* **WHAT IS BEING ASKED**
Replace "Add to Cart" with "Add to Bag" throughout the records below, leave every other line unchanged, and omit the pictures from the output.

-------- DATA FOR PROCESSING --------

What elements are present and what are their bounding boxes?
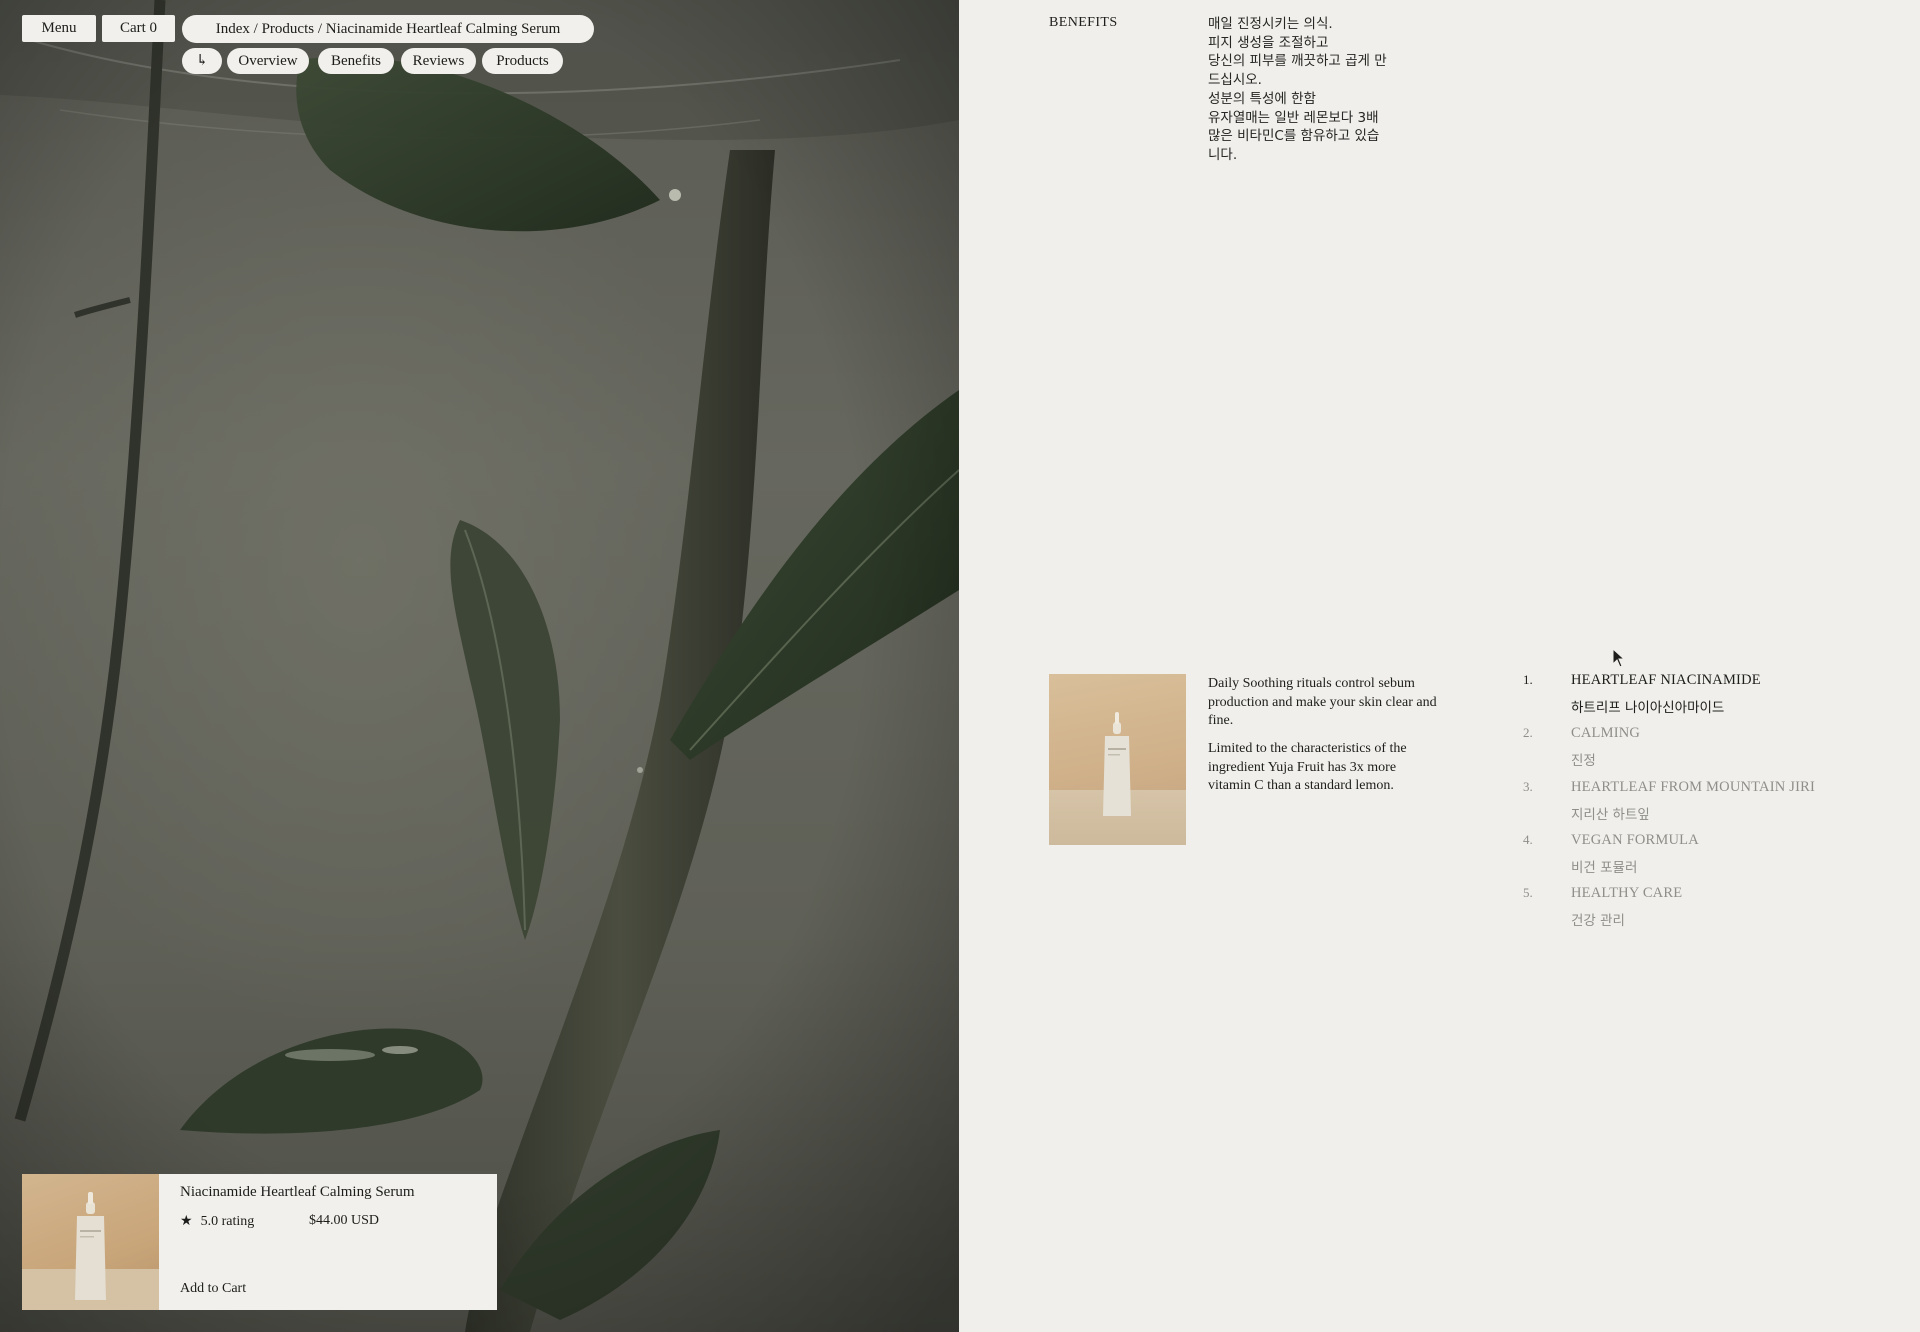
section-label-benefits: BENEFITS	[1049, 15, 1118, 30]
serum-bottle-image	[1103, 712, 1131, 816]
tab-label: Benefits	[331, 52, 381, 69]
korean-line: 당신의 피부를 깨끗하고 곱게 만	[1208, 53, 1387, 70]
feature-number: 2.	[1523, 725, 1533, 741]
feature-title-korean: 진정	[1571, 753, 1596, 770]
korean-line: 니다.	[1208, 146, 1238, 163]
return-arrow-icon: ↳	[195, 52, 209, 69]
feature-title: HEARTLEAF NIACINAMIDE	[1571, 672, 1761, 688]
feature-item[interactable]: 2. CALMING 진정	[1523, 725, 1883, 778]
product-title: Niacinamide Heartleaf Calming Serum	[180, 1184, 415, 1200]
breadcrumb-text: Index / Products / Niacinamide Heartleaf…	[215, 20, 561, 37]
tab-label: Overview	[238, 52, 298, 69]
korean-line: 매일 진정시키는 의식.	[1208, 16, 1333, 32]
feature-title-korean: 지리산 하트잎	[1571, 806, 1650, 823]
feature-title: VEGAN FORMULA	[1571, 831, 1699, 848]
feature-number: 5.	[1523, 885, 1533, 901]
plant-in-water-photo	[0, 0, 959, 1332]
korean-description: 매일 진정시키는 의식. 피지 생성을 조절하고 당신의 피부를 깨끗하고 곱게…	[1208, 15, 1433, 165]
korean-line: 피지 생성을 조절하고	[1208, 34, 1329, 51]
back-arrow-button[interactable]: ↳	[182, 48, 222, 74]
feature-item[interactable]: 3. HEARTLEAF FROM MOUNTAIN JIRI 지리산 하트잎	[1523, 779, 1883, 832]
feature-number: 4.	[1523, 831, 1533, 847]
tab-products[interactable]: Products	[482, 48, 563, 74]
feature-title-korean: 건강 관리	[1571, 913, 1625, 930]
cart-label: Cart 0	[119, 20, 158, 36]
feature-title-korean: 비건 포뮬러	[1571, 859, 1638, 876]
korean-line: 드십시오.	[1208, 72, 1262, 89]
cart-button[interactable]: Cart 0	[102, 15, 175, 42]
hero-image-pane: Menu Cart 0 Index / Products / Niacinami…	[0, 0, 959, 1332]
feature-number: 1.	[1523, 672, 1533, 687]
product-card-info: Niacinamide Heartleaf Calming Serum ★ 5.…	[159, 1174, 497, 1310]
feature-title: HEARTLEAF FROM MOUNTAIN JIRI	[1571, 778, 1816, 795]
menu-label: Menu	[41, 20, 77, 36]
product-price: $44.00 USD	[309, 1213, 380, 1228]
feature-item[interactable]: 1. HEARTLEAF NIACINAMIDE 하트리프 나이아신아마이드	[1523, 672, 1883, 725]
rating-text: 5.0 rating	[200, 1213, 255, 1229]
features-list: 1. HEARTLEAF NIACINAMIDE 하트리프 나이아신아마이드 2…	[1523, 672, 1883, 938]
add-to-cart-button[interactable]: Add to Cart	[180, 1281, 246, 1297]
korean-line: 유자열매는 일반 레몬보다 3배	[1208, 109, 1379, 126]
benefits-description-1: Daily Soothing rituals control sebum pro…	[1208, 676, 1437, 729]
product-rating: ★ 5.0 rating	[180, 1213, 254, 1230]
feature-item[interactable]: 4. VEGAN FORMULA 비건 포뮬러	[1523, 832, 1883, 885]
korean-line: 성분의 특성에 한함	[1208, 90, 1316, 107]
feature-number: 3.	[1523, 778, 1533, 794]
tab-overview[interactable]: Overview	[227, 48, 309, 74]
tab-benefits[interactable]: Benefits	[318, 48, 394, 74]
mouse-cursor-icon	[1612, 648, 1626, 668]
star-icon: ★	[180, 1214, 193, 1229]
serum-bottle-image	[22, 1192, 159, 1310]
feature-item[interactable]: 5. HEALTHY CARE 건강 관리	[1523, 885, 1883, 938]
tab-label: Reviews	[412, 52, 465, 69]
tab-label: Products	[496, 52, 549, 69]
feature-title: CALMING	[1571, 725, 1641, 742]
korean-line: 많은 비타민C를 함유하고 있습	[1208, 128, 1380, 145]
breadcrumb[interactable]: Index / Products / Niacinamide Heartleaf…	[182, 15, 594, 43]
tab-reviews[interactable]: Reviews	[401, 48, 476, 74]
feature-title: HEALTHY CARE	[1571, 885, 1683, 902]
menu-button[interactable]: Menu	[22, 15, 96, 42]
feature-title-korean: 하트리프 나이아신아마이드	[1571, 700, 1725, 716]
product-thumbnail[interactable]	[22, 1174, 159, 1310]
product-detail-image	[1049, 674, 1186, 845]
benefits-description-2: Limited to the characteristics of the in…	[1208, 741, 1407, 794]
product-card: Niacinamide Heartleaf Calming Serum ★ 5.…	[22, 1174, 497, 1310]
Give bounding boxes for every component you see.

--------

* **ANSWER TO THIS EXERCISE**
What elements are present and what are their bounding boxes?
section-label-benefits: BENEFITS	[1049, 15, 1118, 30]
serum-bottle-image	[1103, 712, 1131, 816]
tab-label: Benefits	[331, 52, 381, 69]
korean-line: 당신의 피부를 깨끗하고 곱게 만	[1208, 53, 1387, 70]
feature-number: 2.	[1523, 725, 1533, 741]
feature-title-korean: 진정	[1571, 753, 1596, 770]
korean-line: 니다.	[1208, 146, 1238, 163]
return-arrow-icon: ↳	[195, 52, 209, 69]
feature-title: HEARTLEAF NIACINAMIDE	[1571, 672, 1761, 688]
feature-item[interactable]: 2. CALMING 진정	[1523, 725, 1883, 778]
product-title: Niacinamide Heartleaf Calming Serum	[180, 1184, 415, 1200]
breadcrumb-text: Index / Products / Niacinamide Heartleaf…	[215, 20, 561, 37]
tab-label: Overview	[238, 52, 298, 69]
korean-line: 매일 진정시키는 의식.	[1208, 16, 1333, 32]
feature-title-korean: 지리산 하트잎	[1571, 806, 1650, 823]
feature-title: VEGAN FORMULA	[1571, 831, 1699, 848]
feature-number: 5.	[1523, 885, 1533, 901]
plant-in-water-photo	[0, 0, 959, 1332]
korean-description: 매일 진정시키는 의식. 피지 생성을 조절하고 당신의 피부를 깨끗하고 곱게…	[1208, 15, 1433, 165]
korean-line: 피지 생성을 조절하고	[1208, 34, 1329, 51]
back-arrow-button[interactable]: ↳	[182, 48, 222, 74]
feature-item[interactable]: 3. HEARTLEAF FROM MOUNTAIN JIRI 지리산 하트잎	[1523, 779, 1883, 832]
feature-number: 4.	[1523, 831, 1533, 847]
tab-products[interactable]: Products	[482, 48, 563, 74]
feature-title-korean: 건강 관리	[1571, 913, 1625, 930]
cart-label: Cart 0	[119, 20, 158, 36]
feature-title-korean: 비건 포뮬러	[1571, 859, 1638, 876]
korean-line: 드십시오.	[1208, 72, 1262, 89]
cart-button[interactable]: Cart 0	[102, 15, 175, 42]
hero-image-pane: Menu Cart 0 Index / Products / Niacinami…	[0, 0, 959, 1332]
feature-number: 1.	[1523, 672, 1533, 687]
product-card-info: Niacinamide Heartleaf Calming Serum ★ 5.…	[159, 1174, 497, 1310]
feature-title: HEARTLEAF FROM MOUNTAIN JIRI	[1571, 778, 1816, 795]
menu-label: Menu	[41, 20, 77, 36]
product-price: $44.00 USD	[309, 1213, 380, 1228]
feature-item[interactable]: 1. HEARTLEAF NIACINAMIDE 하트리프 나이아신아마이드	[1523, 672, 1883, 725]
rating-text: 5.0 rating	[200, 1213, 255, 1229]
features-list: 1. HEARTLEAF NIACINAMIDE 하트리프 나이아신아마이드 2…	[1523, 672, 1883, 938]
add-to-cart-button[interactable]: Add to Bag	[180, 1281, 246, 1297]
korean-line: 유자열매는 일반 레몬보다 3배	[1208, 109, 1379, 126]
benefits-description-1: Daily Soothing rituals control sebum pro…	[1208, 676, 1437, 729]
product-rating: ★ 5.0 rating	[180, 1213, 254, 1230]
feature-item[interactable]: 4. VEGAN FORMULA 비건 포뮬러	[1523, 832, 1883, 885]
korean-line: 성분의 특성에 한함	[1208, 90, 1316, 107]
feature-number: 3.	[1523, 778, 1533, 794]
tab-overview[interactable]: Overview	[227, 48, 309, 74]
tab-benefits[interactable]: Benefits	[318, 48, 394, 74]
mouse-cursor-icon	[1612, 648, 1626, 668]
star-icon: ★	[180, 1214, 193, 1229]
serum-bottle-image	[22, 1192, 159, 1310]
feature-item[interactable]: 5. HEALTHY CARE 건강 관리	[1523, 885, 1883, 938]
tab-label: Reviews	[412, 52, 465, 69]
tab-label: Products	[496, 52, 549, 69]
feature-title: CALMING	[1571, 725, 1641, 742]
korean-line: 많은 비타민C를 함유하고 있습	[1208, 128, 1380, 145]
breadcrumb[interactable]: Index / Products / Niacinamide Heartleaf…	[182, 15, 594, 43]
tab-reviews[interactable]: Reviews	[401, 48, 476, 74]
feature-title: HEALTHY CARE	[1571, 885, 1683, 902]
menu-button[interactable]: Menu	[22, 15, 96, 42]
feature-title-korean: 하트리프 나이아신아마이드	[1571, 700, 1725, 716]
product-thumbnail[interactable]	[22, 1174, 159, 1310]
product-detail-image	[1049, 674, 1186, 845]
benefits-description-2: Limited to the characteristics of the in…	[1208, 741, 1407, 794]
product-card: Niacinamide Heartleaf Calming Serum ★ 5.…	[22, 1174, 497, 1310]
Give bounding boxes for every component you see.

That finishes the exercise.